__Written instruction__
Reproduce every record below exactly as written, leaving out any pictures.
● ● ● ●
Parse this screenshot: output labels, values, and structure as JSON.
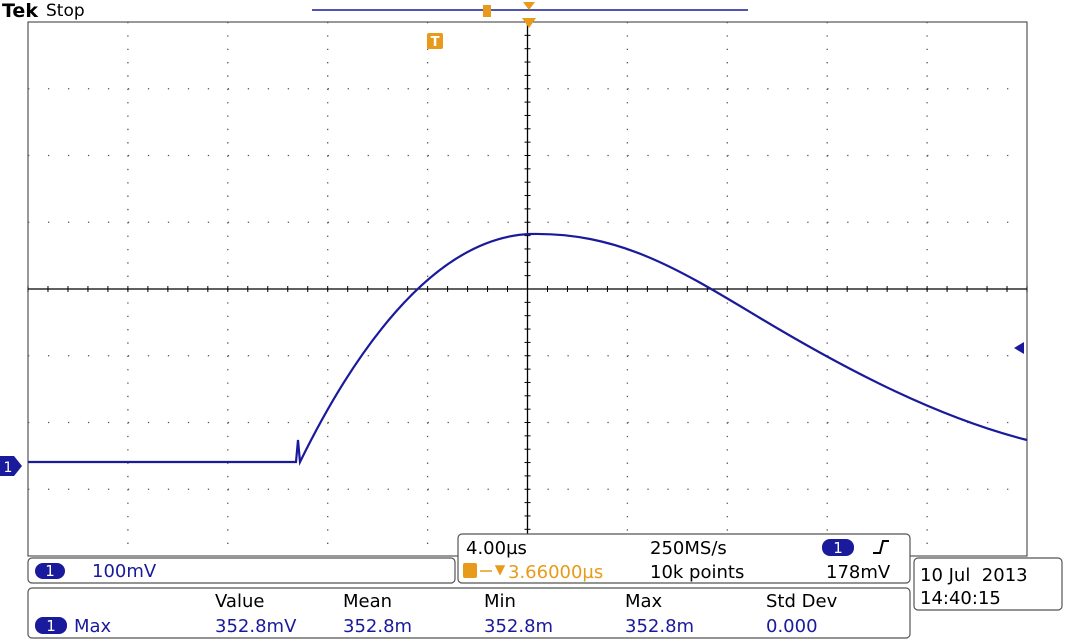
{
  "header": {
    "brand": "Tek",
    "status": "Stop"
  },
  "markers": {
    "trigger": "T",
    "channel": "1"
  },
  "channel_box": {
    "channel": "1",
    "scale": "100mV"
  },
  "timebase_box": {
    "horizontal": "4.00µs",
    "sample_rate": "250MS/s",
    "trigger_channel": "1",
    "trigger_level": "178mV",
    "position": "3.66000µs",
    "record_length": "10k points"
  },
  "datetime": {
    "date": "10 Jul  2013",
    "time": "14:40:15"
  },
  "measurements": {
    "headers": [
      "Value",
      "Mean",
      "Min",
      "Max",
      "Std Dev"
    ],
    "rows": [
      {
        "channel": "1",
        "name": "Max",
        "cells": [
          "352.8mV",
          "352.8m",
          "352.8m",
          "352.8m",
          "0.000"
        ]
      }
    ]
  }
}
● ● ● ●
__Final answer__
Parse this screenshot: output labels, values, and structure as JSON.
{
  "header": {
    "brand": "Tek",
    "status": "Stop"
  },
  "markers": {
    "trigger": "T",
    "channel": "1"
  },
  "channel_box": {
    "channel": "1",
    "scale": "100mV"
  },
  "timebase_box": {
    "horizontal": "4.00µs",
    "sample_rate": "250MS/s",
    "trigger_channel": "1",
    "trigger_level": "178mV",
    "position": "3.66000µs",
    "record_length": "10k points"
  },
  "datetime": {
    "date": "10 Jul  2013",
    "time": "14:40:15"
  },
  "measurements": {
    "headers": [
      "Value",
      "Mean",
      "Min",
      "Max",
      "Std Dev"
    ],
    "rows": [
      {
        "channel": "1",
        "name": "Max",
        "cells": [
          "352.8mV",
          "352.8m",
          "352.8m",
          "352.8m",
          "0.000"
        ]
      }
    ]
  }
}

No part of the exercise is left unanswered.